» LISTING
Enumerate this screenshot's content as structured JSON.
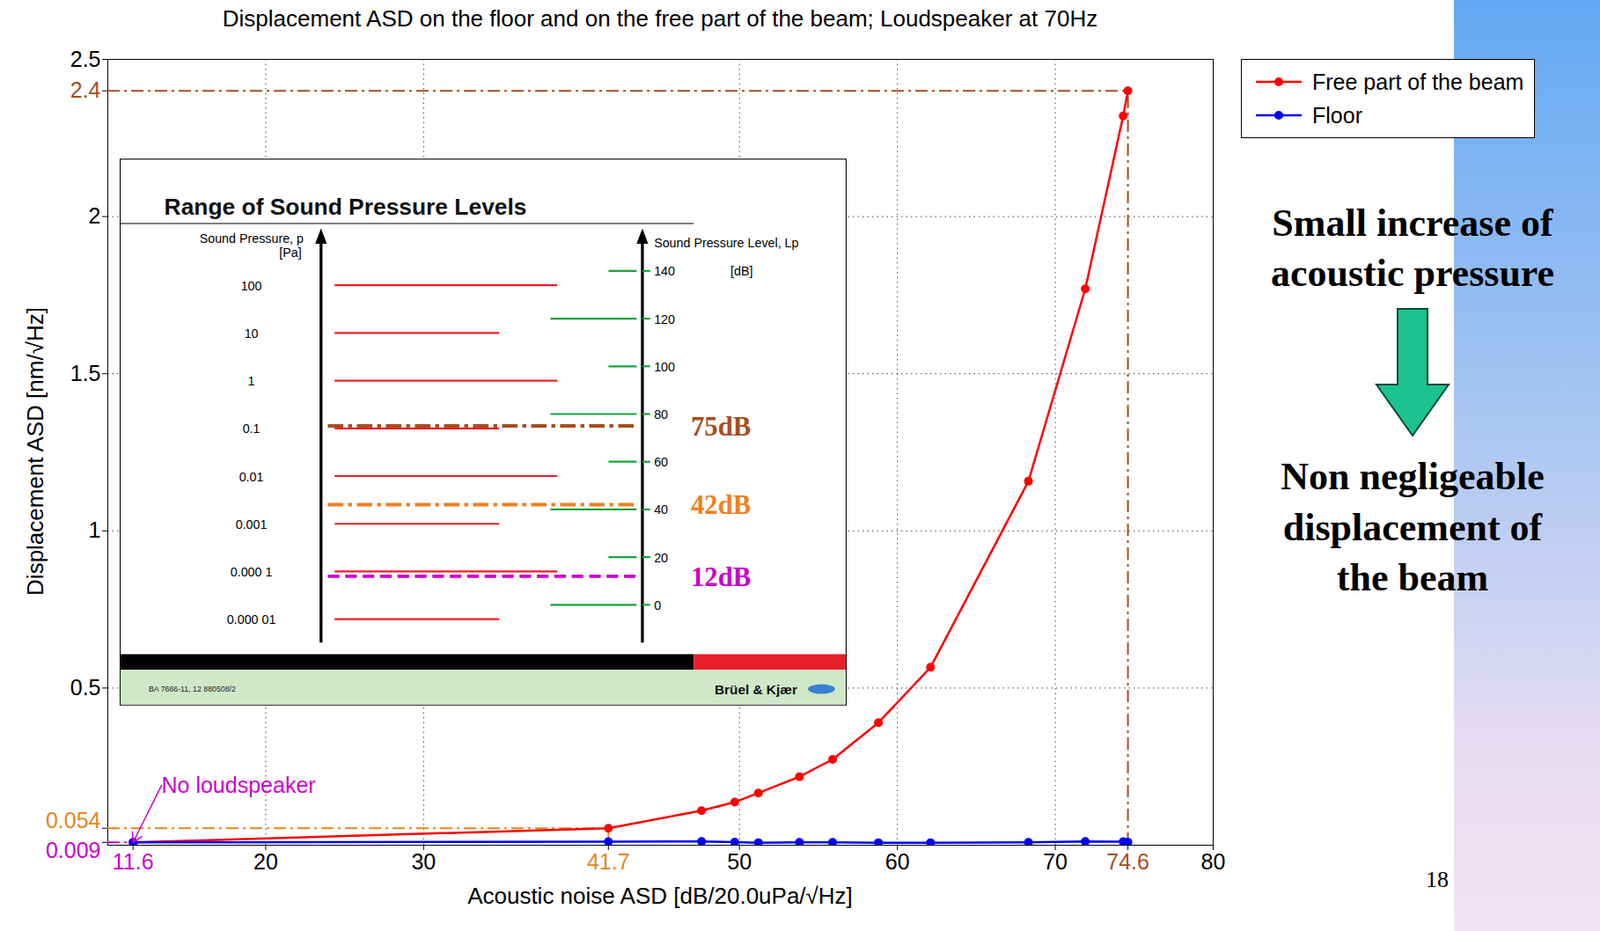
{
  "chart_data": {
    "type": "line",
    "title": "Displacement ASD on the floor and on the free part of the beam; Loudspeaker at 70Hz",
    "x_label": "Acoustic noise ASD [dB/20.0uPa/√Hz]",
    "y_label": "Displacement ASD [nm/√Hz]",
    "xlim": [
      10,
      80
    ],
    "ylim": [
      0,
      2.5
    ],
    "xticks": [
      11.6,
      20,
      30,
      41.7,
      50,
      60,
      70,
      74.6,
      80
    ],
    "yticks": [
      0.009,
      0.054,
      0.5,
      1,
      1.5,
      2,
      2.4,
      2.5
    ],
    "grid": true,
    "legend": "right",
    "marker": "circle",
    "line_style": "solid",
    "x": [
      11.6,
      41.7,
      47.6,
      49.7,
      51.2,
      53.8,
      55.9,
      58.8,
      62.1,
      68.3,
      71.9,
      74.3,
      74.6
    ],
    "series": [
      {
        "name": "Free part of the beam",
        "color": "#ff0000",
        "values": [
          0.009,
          0.054,
          0.11,
          0.137,
          0.166,
          0.218,
          0.273,
          0.39,
          0.566,
          1.158,
          1.77,
          2.32,
          2.4
        ]
      },
      {
        "name": "Floor",
        "color": "#0000ff",
        "values": [
          0.009,
          0.011,
          0.012,
          0.01,
          0.008,
          0.009,
          0.009,
          0.008,
          0.008,
          0.009,
          0.012,
          0.011,
          0.01
        ]
      }
    ],
    "reference_lines": [
      {
        "x": 74.6,
        "y": 2.4,
        "color": "#a84d1e",
        "line_style": "dashdot"
      },
      {
        "x": 41.7,
        "y": 0.054,
        "color": "#e8841e",
        "line_style": "dashdot"
      },
      {
        "x": 11.6,
        "y": 0.009,
        "color": "#cc00cc",
        "line_style": "dashdot"
      }
    ],
    "annotations": [
      {
        "text": "No loudspeaker",
        "x": 13.4,
        "y": 0.19,
        "color": "#cc00cc",
        "arrow_to": [
          11.6,
          0.009
        ]
      }
    ],
    "side_notes": {
      "cause": "Small increase of acoustic pressure",
      "effect": "Non negligeable displacement of the beam"
    },
    "page_number": "18",
    "inset": {
      "title": "Range of Sound Pressure Levels",
      "left_axis_title": "Sound Pressure, p",
      "left_axis_unit": "[Pa]",
      "right_axis_title": "Sound Pressure Level, Lp",
      "right_axis_unit": "[dB]",
      "pressure_ticks": [
        100,
        10,
        1,
        0.1,
        0.01,
        0.001,
        {
          "value": 0.0001,
          "label": "0.000 1"
        },
        {
          "value": 1e-05,
          "label": "0.000 01"
        }
      ],
      "level_ticks": [
        0,
        20,
        40,
        60,
        80,
        100,
        120,
        140
      ],
      "levels": [
        {
          "value": 75,
          "label": "75dB",
          "color": "#a84d1e"
        },
        {
          "value": 42,
          "label": "42dB",
          "color": "#f07f1e"
        },
        {
          "value": 12,
          "label": "12dB",
          "color": "#cc00cc"
        }
      ],
      "footer_code": "BA 7666-11, 12  880508/2",
      "brand": "Brüel & Kjær"
    }
  }
}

» WHAT IS NEEDED
Pick out and copy every line that contains the word "name".

» SOLUTION TO THE EXERCISE
        "name": "Free part of the beam",
        "name": "Floor",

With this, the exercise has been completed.